**PROBLEM:** Carry on the forum thread below about heat and recoil in railguns, lasers and particle beam weapons, starting after its last post.

**EXTRACTED TEXT:**
####################
What I was trying to point out is that putting 2 magnets together at the same poles do not generate heat, just as railguns and gauss weapons would not not. By everyone's arguments, particle beam weapons and lasers should also generate recoil.
 
towerwarlock said:
What I was trying to point out is that putting 2 magnets together at the same poles do not generate heat, just as railguns and gauss weapons would not not. By everyone's arguments, particle beam weapons and lasers should also generate recoil.

Oh right. Yeah, but railguns and gauss weapons should generate heat by the fact that they're having whacking great electrical currents going through their innards that generate the magnetic fields.

Lasers and particle beam weapons shouldn't generate recoil though. Plasma/Fusion guns might though, depending on exactly how much mass of gas is being used in each charge - but I'd imagine it'd be very little recoil.
 
Well particle bean weapons should, the particles do have mass but the mass is so low it would be hard to measure the recoil - I think, I am not doing maths at 0007 time in the morning! I will quiz the physics guy tomorrow.
####################
**RECORD SET:**
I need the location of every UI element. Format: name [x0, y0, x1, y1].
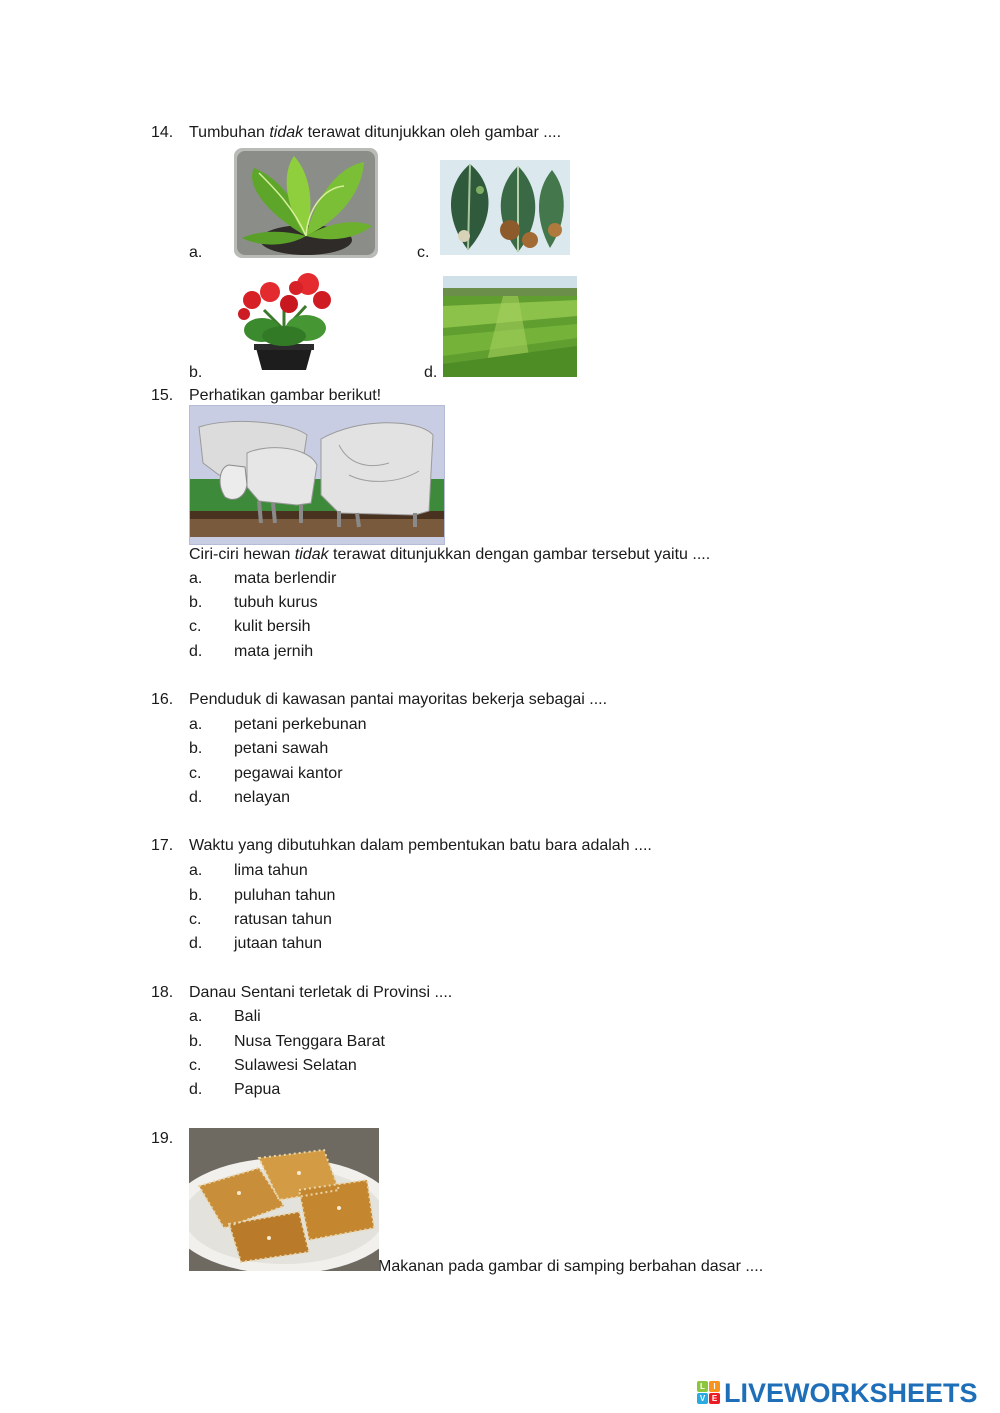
####################
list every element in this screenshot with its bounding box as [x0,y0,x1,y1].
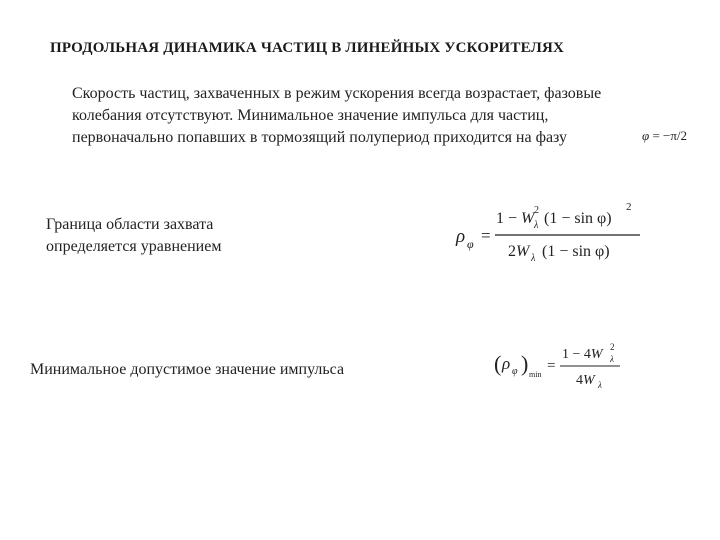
####################
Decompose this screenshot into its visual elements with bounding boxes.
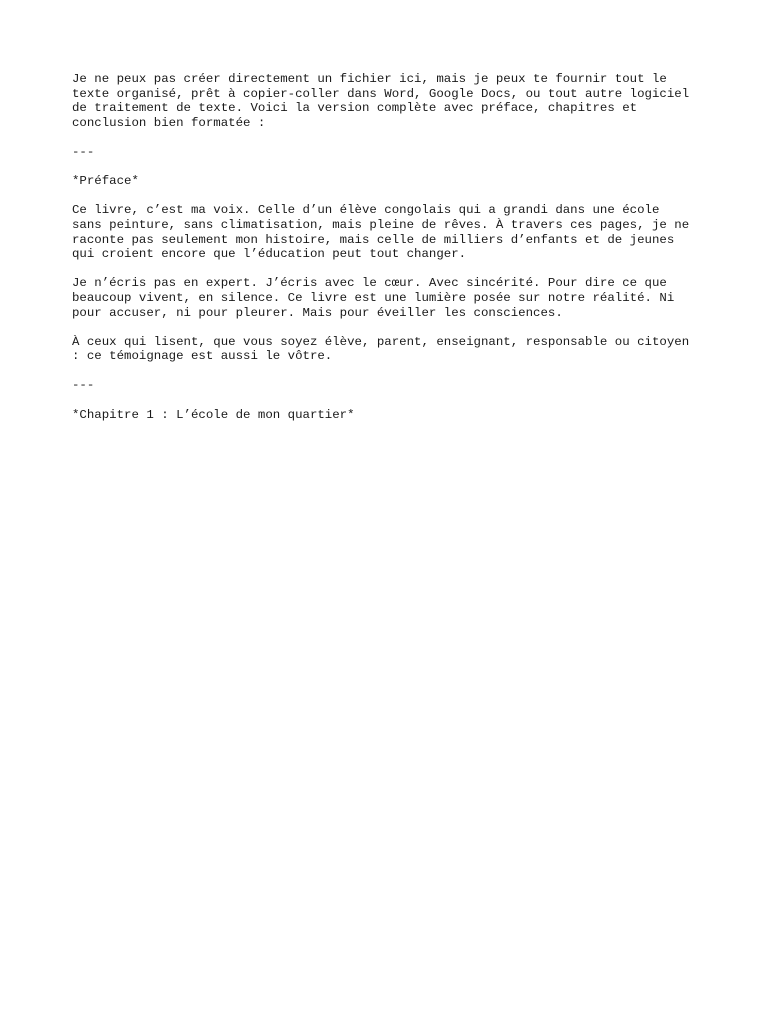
####################
**RESPONSE TO THIS TASK:**
Lasers are tricky, this is where physics gets weird. Light is both a wave and a particle so if is a particle it has mass. Actually it would have recoil, that is how solar sails and photon (ie. big ass laser) drives work. Again though mass of the particles is very low.

Plasma would - again it is a mass and velocity thing.

Just about everything seems to generate thrust, the question seems to be how usable is it. Once again context matters. A good real world example is the ion drive, it generates very little thrust but can do so for a very long time with very little fuel so as pretty much as long as you have power it is good to go (actually is it like a baby particle bean weapon?). Compare and contrast with a liquid or solid fuel rocket, lots of thrust, high acceleration but horribly, horribly thirsty so a very limited burn time. Different tools for different jobs.

Heat is a killer issue. Getting rid of it will be a major problem for space ships and only one SF series that I can think of really worries about it, John Ringo's Looking Glass series. Not high literature but great fun and fairly solid science most of the time - having a physicist as a co-author helps!

This is quite fun, you are making me think about how I think things work - and making me argue for it.
 
EDG said:
Delerium said:
But how does the 2nd law of thermodynamics come into play here?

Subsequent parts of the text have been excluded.